■ PROBLEM
Quote precisely the final stretch of the listing: start at the line containing "OCR this image." and stop after the last line.

■ MATERIAL TO PROCESS

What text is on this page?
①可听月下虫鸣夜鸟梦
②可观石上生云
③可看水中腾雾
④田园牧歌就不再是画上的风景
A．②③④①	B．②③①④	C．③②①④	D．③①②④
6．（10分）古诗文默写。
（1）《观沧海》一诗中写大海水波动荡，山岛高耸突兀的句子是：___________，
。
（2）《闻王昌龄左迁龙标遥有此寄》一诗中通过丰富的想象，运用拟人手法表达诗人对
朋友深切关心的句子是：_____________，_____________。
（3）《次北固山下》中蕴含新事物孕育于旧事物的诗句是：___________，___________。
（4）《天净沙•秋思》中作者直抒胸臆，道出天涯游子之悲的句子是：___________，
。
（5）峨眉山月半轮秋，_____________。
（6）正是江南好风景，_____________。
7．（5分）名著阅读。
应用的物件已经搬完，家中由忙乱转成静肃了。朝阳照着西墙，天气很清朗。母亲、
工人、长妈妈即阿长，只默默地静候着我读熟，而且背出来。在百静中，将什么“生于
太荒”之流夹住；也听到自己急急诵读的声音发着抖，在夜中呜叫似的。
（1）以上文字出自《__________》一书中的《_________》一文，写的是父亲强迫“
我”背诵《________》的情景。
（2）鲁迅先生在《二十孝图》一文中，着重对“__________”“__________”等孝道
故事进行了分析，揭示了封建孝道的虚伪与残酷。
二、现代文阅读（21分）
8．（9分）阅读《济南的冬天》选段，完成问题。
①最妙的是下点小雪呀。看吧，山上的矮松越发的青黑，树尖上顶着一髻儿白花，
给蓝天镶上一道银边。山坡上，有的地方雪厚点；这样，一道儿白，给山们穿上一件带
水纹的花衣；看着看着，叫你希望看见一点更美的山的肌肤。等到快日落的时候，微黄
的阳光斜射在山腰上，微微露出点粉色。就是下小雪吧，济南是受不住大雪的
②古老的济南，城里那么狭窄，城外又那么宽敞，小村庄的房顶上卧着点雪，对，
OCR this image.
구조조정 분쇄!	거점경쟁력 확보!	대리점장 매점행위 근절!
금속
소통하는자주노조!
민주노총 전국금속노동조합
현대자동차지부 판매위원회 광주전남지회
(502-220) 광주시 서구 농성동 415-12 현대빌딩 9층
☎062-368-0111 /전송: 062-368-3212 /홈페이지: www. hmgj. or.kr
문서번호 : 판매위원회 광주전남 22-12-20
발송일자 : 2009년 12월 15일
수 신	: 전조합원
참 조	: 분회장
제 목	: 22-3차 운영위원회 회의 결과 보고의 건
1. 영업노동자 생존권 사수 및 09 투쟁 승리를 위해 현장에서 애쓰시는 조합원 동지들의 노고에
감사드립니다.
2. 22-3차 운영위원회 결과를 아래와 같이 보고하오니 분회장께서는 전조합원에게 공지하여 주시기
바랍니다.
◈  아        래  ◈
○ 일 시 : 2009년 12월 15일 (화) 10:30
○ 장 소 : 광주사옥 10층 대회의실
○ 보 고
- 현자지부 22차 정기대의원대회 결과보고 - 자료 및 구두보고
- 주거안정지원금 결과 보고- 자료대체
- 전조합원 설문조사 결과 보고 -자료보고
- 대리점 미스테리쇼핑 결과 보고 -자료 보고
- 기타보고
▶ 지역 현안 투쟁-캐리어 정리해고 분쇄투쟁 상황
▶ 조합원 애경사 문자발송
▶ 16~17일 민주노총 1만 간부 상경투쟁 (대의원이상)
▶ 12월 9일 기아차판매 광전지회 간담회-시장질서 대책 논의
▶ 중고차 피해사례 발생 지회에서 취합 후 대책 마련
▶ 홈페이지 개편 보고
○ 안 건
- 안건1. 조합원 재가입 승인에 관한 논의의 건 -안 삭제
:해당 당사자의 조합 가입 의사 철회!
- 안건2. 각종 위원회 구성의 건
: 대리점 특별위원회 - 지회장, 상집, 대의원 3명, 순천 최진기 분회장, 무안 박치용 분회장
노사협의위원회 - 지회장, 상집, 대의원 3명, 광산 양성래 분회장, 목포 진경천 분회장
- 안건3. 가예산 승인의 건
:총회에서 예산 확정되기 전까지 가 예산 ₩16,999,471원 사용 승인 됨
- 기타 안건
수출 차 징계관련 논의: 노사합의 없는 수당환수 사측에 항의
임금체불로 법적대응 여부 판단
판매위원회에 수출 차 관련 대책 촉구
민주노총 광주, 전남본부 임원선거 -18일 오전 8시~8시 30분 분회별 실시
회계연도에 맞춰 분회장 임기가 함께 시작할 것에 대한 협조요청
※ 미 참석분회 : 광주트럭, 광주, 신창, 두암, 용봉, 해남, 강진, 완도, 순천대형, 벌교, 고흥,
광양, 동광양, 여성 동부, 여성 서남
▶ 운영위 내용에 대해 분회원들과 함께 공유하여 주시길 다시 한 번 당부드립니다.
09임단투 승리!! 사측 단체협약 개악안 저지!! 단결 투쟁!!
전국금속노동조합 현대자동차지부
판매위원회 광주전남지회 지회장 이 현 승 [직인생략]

■ REPLY
OCR this image.
구조조정 분쇄!	거점경쟁력 확보!	대리점장 매점행위 근절!
금속
소통하는자주노조!
민주노총 전국금속노동조합
현대자동차지부 판매위원회 광주전남지회
(502-220) 광주시 서구 농성동 415-12 현대빌딩 9층
☎062-368-0111 /전송: 062-368-3212 /홈페이지: www. hmgj. or.kr
문서번호 : 판매위원회 광주전남 22-12-20
발송일자 : 2009년 12월 15일
수 신	: 전조합원
참 조	: 분회장
제 목	: 22-3차 운영위원회 회의 결과 보고의 건
1. 영업노동자 생존권 사수 및 09 투쟁 승리를 위해 현장에서 애쓰시는 조합원 동지들의 노고에
감사드립니다.
2. 22-3차 운영위원회 결과를 아래와 같이 보고하오니 분회장께서는 전조합원에게 공지하여 주시기
바랍니다.
◈  아        래  ◈
○ 일 시 : 2009년 12월 15일 (화) 10:30
○ 장 소 : 광주사옥 10층 대회의실
○ 보 고
- 현자지부 22차 정기대의원대회 결과보고 - 자료 및 구두보고
- 주거안정지원금 결과 보고- 자료대체
- 전조합원 설문조사 결과 보고 -자료보고
- 대리점 미스테리쇼핑 결과 보고 -자료 보고
- 기타보고
▶ 지역 현안 투쟁-캐리어 정리해고 분쇄투쟁 상황
▶ 조합원 애경사 문자발송
▶ 16~17일 민주노총 1만 간부 상경투쟁 (대의원이상)
▶ 12월 9일 기아차판매 광전지회 간담회-시장질서 대책 논의
▶ 중고차 피해사례 발생 지회에서 취합 후 대책 마련
▶ 홈페이지 개편 보고
○ 안 건
- 안건1. 조합원 재가입 승인에 관한 논의의 건 -안 삭제
:해당 당사자의 조합 가입 의사 철회!
- 안건2. 각종 위원회 구성의 건
: 대리점 특별위원회 - 지회장, 상집, 대의원 3명, 순천 최진기 분회장, 무안 박치용 분회장
노사협의위원회 - 지회장, 상집, 대의원 3명, 광산 양성래 분회장, 목포 진경천 분회장
- 안건3. 가예산 승인의 건
:총회에서 예산 확정되기 전까지 가 예산 ₩16,999,471원 사용 승인 됨
- 기타 안건
수출 차 징계관련 논의: 노사합의 없는 수당환수 사측에 항의
임금체불로 법적대응 여부 판단
판매위원회에 수출 차 관련 대책 촉구
민주노총 광주, 전남본부 임원선거 -18일 오전 8시~8시 30분 분회별 실시
회계연도에 맞춰 분회장 임기가 함께 시작할 것에 대한 협조요청
※ 미 참석분회 : 광주트럭, 광주, 신창, 두암, 용봉, 해남, 강진, 완도, 순천대형, 벌교, 고흥,
광양, 동광양, 여성 동부, 여성 서남
▶ 운영위 내용에 대해 분회원들과 함께 공유하여 주시길 다시 한 번 당부드립니다.
09임단투 승리!! 사측 단체협약 개악안 저지!! 단결 투쟁!!
전국금속노동조합 현대자동차지부
판매위원회 광주전남지회 지회장 이 현 승 [직인생략]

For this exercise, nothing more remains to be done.